Your task: Please return the full listing below without altering anything.

Records shown:
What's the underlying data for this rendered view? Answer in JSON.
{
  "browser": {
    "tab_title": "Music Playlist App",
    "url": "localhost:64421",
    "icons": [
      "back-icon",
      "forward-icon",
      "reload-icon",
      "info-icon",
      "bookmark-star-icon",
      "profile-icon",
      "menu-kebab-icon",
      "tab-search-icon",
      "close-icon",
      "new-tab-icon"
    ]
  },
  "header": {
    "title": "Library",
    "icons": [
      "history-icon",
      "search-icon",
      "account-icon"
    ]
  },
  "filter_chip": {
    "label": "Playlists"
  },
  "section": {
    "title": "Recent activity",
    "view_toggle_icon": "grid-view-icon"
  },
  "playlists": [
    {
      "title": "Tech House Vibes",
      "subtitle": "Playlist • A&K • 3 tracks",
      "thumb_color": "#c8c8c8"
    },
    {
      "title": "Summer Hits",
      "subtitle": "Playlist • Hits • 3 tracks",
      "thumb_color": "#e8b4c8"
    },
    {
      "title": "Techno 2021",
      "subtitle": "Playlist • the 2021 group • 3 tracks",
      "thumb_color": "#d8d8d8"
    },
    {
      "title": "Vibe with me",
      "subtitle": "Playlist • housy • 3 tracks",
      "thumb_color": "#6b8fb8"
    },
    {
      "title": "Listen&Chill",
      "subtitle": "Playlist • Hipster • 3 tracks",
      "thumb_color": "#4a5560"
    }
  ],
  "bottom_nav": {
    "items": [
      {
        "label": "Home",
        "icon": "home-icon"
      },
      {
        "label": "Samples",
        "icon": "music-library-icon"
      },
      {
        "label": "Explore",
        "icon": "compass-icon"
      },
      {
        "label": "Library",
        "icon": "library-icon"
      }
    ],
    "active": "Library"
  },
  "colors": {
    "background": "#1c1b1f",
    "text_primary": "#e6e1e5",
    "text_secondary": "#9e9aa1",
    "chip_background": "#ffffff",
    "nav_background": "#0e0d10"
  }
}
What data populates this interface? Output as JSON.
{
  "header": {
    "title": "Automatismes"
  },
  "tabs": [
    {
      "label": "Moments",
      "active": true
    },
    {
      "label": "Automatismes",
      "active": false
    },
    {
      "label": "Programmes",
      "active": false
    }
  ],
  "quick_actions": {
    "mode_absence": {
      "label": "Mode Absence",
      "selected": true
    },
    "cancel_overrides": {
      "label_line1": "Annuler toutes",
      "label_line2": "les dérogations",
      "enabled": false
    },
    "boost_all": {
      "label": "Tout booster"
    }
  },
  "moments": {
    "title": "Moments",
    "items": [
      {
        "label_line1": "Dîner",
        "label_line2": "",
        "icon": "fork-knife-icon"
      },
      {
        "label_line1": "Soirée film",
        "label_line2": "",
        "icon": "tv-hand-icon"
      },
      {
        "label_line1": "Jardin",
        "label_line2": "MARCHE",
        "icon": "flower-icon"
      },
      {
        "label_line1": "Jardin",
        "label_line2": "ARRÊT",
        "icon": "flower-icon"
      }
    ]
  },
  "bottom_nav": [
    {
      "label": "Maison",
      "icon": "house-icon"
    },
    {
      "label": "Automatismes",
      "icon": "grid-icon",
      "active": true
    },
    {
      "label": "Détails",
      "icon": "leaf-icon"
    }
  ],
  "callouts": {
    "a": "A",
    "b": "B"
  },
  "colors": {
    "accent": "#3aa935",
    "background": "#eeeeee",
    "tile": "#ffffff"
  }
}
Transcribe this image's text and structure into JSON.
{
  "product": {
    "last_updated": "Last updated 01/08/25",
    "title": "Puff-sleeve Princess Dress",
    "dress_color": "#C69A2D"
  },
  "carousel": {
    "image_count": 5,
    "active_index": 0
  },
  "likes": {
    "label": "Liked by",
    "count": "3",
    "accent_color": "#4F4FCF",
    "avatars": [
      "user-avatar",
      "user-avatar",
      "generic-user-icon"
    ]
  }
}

Correct response:
What's the underlying data for this rendered view? Answer in JSON.
{
  "browser": {
    "tab_title": "Music Playlist App",
    "url": "localhost:64421",
    "icons": [
      "back-icon",
      "forward-icon",
      "reload-icon",
      "info-icon",
      "bookmark-star-icon",
      "profile-icon",
      "menu-kebab-icon",
      "tab-search-icon",
      "close-icon",
      "new-tab-icon"
    ]
  },
  "header": {
    "title": "Library",
    "icons": [
      "history-icon",
      "search-icon",
      "account-icon"
    ]
  },
  "filter_chip": {
    "label": "Playlists"
  },
  "section": {
    "title": "Recent activity",
    "view_toggle_icon": "grid-view-icon"
  },
  "playlists": [
    {
      "title": "Tech House Vibes",
      "subtitle": "Playlist • A&K • 3 tracks",
      "thumb_color": "#c8c8c8"
    },
    {
      "title": "Summer Hits",
      "subtitle": "Playlist • Hits • 3 tracks",
      "thumb_color": "#e8b4c8"
    },
    {
      "title": "Techno 2021",
      "subtitle": "Playlist • the 2021 group • 3 tracks",
      "thumb_color": "#d8d8d8"
    },
    {
      "title": "Vibe with me",
      "subtitle": "Playlist • housy • 3 tracks",
      "thumb_color": "#6b8fb8"
    },
    {
      "title": "Listen&Chill",
      "subtitle": "Playlist • Hipster • 3 tracks",
      "thumb_color": "#4a5560"
    }
  ],
  "bottom_nav": {
    "items": [
      {
        "label": "Home",
        "icon": "home-icon"
      },
      {
        "label": "Samples",
        "icon": "music-library-icon"
      },
      {
        "label": "Explore",
        "icon": "compass-icon"
      },
      {
        "label": "Library",
        "icon": "library-icon"
      }
    ],
    "active": "Library"
  },
  "colors": {
    "background": "#1c1b1f",
    "text_primary": "#e6e1e5",
    "text_secondary": "#9e9aa1",
    "chip_background": "#ffffff",
    "nav_background": "#0e0d10"
  }
}
What data populates this interface? Output as JSON.
{
  "header": {
    "title": "Automatismes"
  },
  "tabs": [
    {
      "label": "Moments",
      "active": true
    },
    {
      "label": "Automatismes",
      "active": false
    },
    {
      "label": "Programmes",
      "active": false
    }
  ],
  "quick_actions": {
    "mode_absence": {
      "label": "Mode Absence",
      "selected": true
    },
    "cancel_overrides": {
      "label_line1": "Annuler toutes",
      "label_line2": "les dérogations",
      "enabled": false
    },
    "boost_all": {
      "label": "Tout booster"
    }
  },
  "moments": {
    "title": "Moments",
    "items": [
      {
        "label_line1": "Dîner",
        "label_line2": "",
        "icon": "fork-knife-icon"
      },
      {
        "label_line1": "Soirée film",
        "label_line2": "",
        "icon": "tv-hand-icon"
      },
      {
        "label_line1": "Jardin",
        "label_line2": "MARCHE",
        "icon": "flower-icon"
      },
      {
        "label_line1": "Jardin",
        "label_line2": "ARRÊT",
        "icon": "flower-icon"
      }
    ]
  },
  "bottom_nav": [
    {
      "label": "Maison",
      "icon": "house-icon"
    },
    {
      "label": "Automatismes",
      "icon": "grid-icon",
      "active": true
    },
    {
      "label": "Détails",
      "icon": "leaf-icon"
    }
  ],
  "callouts": {
    "a": "A",
    "b": "B"
  },
  "colors": {
    "accent": "#3aa935",
    "background": "#eeeeee",
    "tile": "#ffffff"
  }
}
Transcribe this image's text and structure into JSON.
{
  "product": {
    "last_updated": "Last updated 01/08/25",
    "title": "Puff-sleeve Princess Dress",
    "dress_color": "#C69A2D"
  },
  "carousel": {
    "image_count": 5,
    "active_index": 0
  },
  "likes": {
    "label": "Liked by",
    "count": "3",
    "accent_color": "#4F4FCF",
    "avatars": [
      "user-avatar",
      "user-avatar",
      "generic-user-icon"
    ]
  }
}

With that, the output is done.